## [Description of the task]
Repeat what the lines below say, word for word, and skip every image.

## [Dataset rows]

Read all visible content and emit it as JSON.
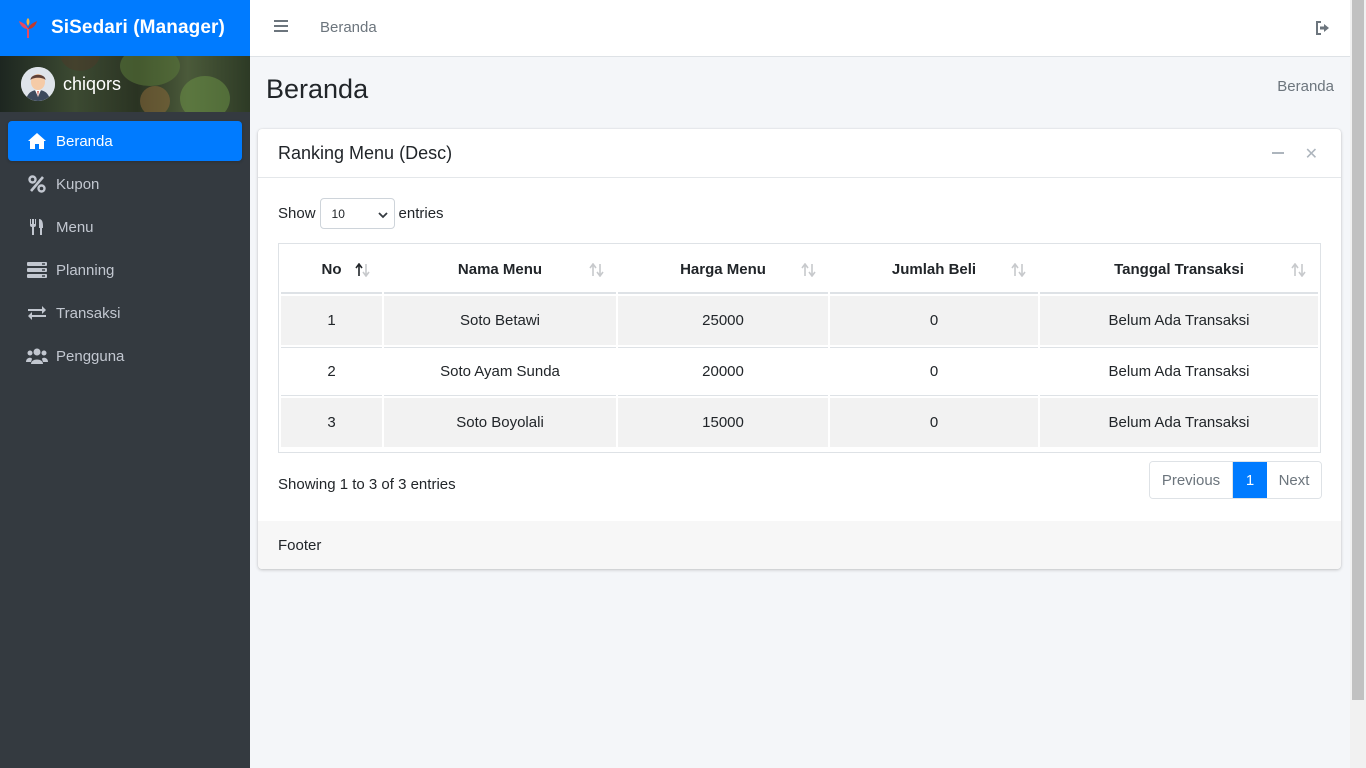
{
  "brand": {
    "title": "SiSedari (Manager)",
    "logo_icon": "tree-logo-icon"
  },
  "user": {
    "name": "chiqors"
  },
  "sidebar": {
    "items": [
      {
        "label": "Beranda",
        "icon": "home-icon",
        "active": true
      },
      {
        "label": "Kupon",
        "icon": "percent-icon",
        "active": false
      },
      {
        "label": "Menu",
        "icon": "utensils-icon",
        "active": false
      },
      {
        "label": "Planning",
        "icon": "server-icon",
        "active": false
      },
      {
        "label": "Transaksi",
        "icon": "exchange-icon",
        "active": false
      },
      {
        "label": "Pengguna",
        "icon": "users-icon",
        "active": false
      }
    ]
  },
  "topbar": {
    "home_link": "Beranda"
  },
  "page": {
    "title": "Beranda",
    "breadcrumb": "Beranda"
  },
  "card": {
    "title": "Ranking Menu (Desc)",
    "length": {
      "show": "Show",
      "value": "10",
      "entries": "entries"
    },
    "table": {
      "headers": [
        "No",
        "Nama Menu",
        "Harga Menu",
        "Jumlah Beli",
        "Tanggal Transaksi"
      ],
      "rows": [
        [
          "1",
          "Soto Betawi",
          "25000",
          "0",
          "Belum Ada Transaksi"
        ],
        [
          "2",
          "Soto Ayam Sunda",
          "20000",
          "0",
          "Belum Ada Transaksi"
        ],
        [
          "3",
          "Soto Boyolali",
          "15000",
          "0",
          "Belum Ada Transaksi"
        ]
      ]
    },
    "info": "Showing 1 to 3 of 3 entries",
    "pagination": {
      "previous": "Previous",
      "current": "1",
      "next": "Next"
    },
    "footer": "Footer"
  },
  "colors": {
    "primary": "#007bff",
    "sidebar": "#343a40",
    "background": "#f4f6f9"
  }
}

## [Correct answer]
Read all visible content and emit it as JSON.
{
  "brand": {
    "title": "SiSedari (Manager)",
    "logo_icon": "tree-logo-icon"
  },
  "user": {
    "name": "chiqors"
  },
  "sidebar": {
    "items": [
      {
        "label": "Beranda",
        "icon": "home-icon",
        "active": true
      },
      {
        "label": "Kupon",
        "icon": "percent-icon",
        "active": false
      },
      {
        "label": "Menu",
        "icon": "utensils-icon",
        "active": false
      },
      {
        "label": "Planning",
        "icon": "server-icon",
        "active": false
      },
      {
        "label": "Transaksi",
        "icon": "exchange-icon",
        "active": false
      },
      {
        "label": "Pengguna",
        "icon": "users-icon",
        "active": false
      }
    ]
  },
  "topbar": {
    "home_link": "Beranda"
  },
  "page": {
    "title": "Beranda",
    "breadcrumb": "Beranda"
  },
  "card": {
    "title": "Ranking Menu (Desc)",
    "length": {
      "show": "Show",
      "value": "10",
      "entries": "entries"
    },
    "table": {
      "headers": [
        "No",
        "Nama Menu",
        "Harga Menu",
        "Jumlah Beli",
        "Tanggal Transaksi"
      ],
      "rows": [
        [
          "1",
          "Soto Betawi",
          "25000",
          "0",
          "Belum Ada Transaksi"
        ],
        [
          "2",
          "Soto Ayam Sunda",
          "20000",
          "0",
          "Belum Ada Transaksi"
        ],
        [
          "3",
          "Soto Boyolali",
          "15000",
          "0",
          "Belum Ada Transaksi"
        ]
      ]
    },
    "info": "Showing 1 to 3 of 3 entries",
    "pagination": {
      "previous": "Previous",
      "current": "1",
      "next": "Next"
    },
    "footer": "Footer"
  },
  "colors": {
    "primary": "#007bff",
    "sidebar": "#343a40",
    "background": "#f4f6f9"
  }
}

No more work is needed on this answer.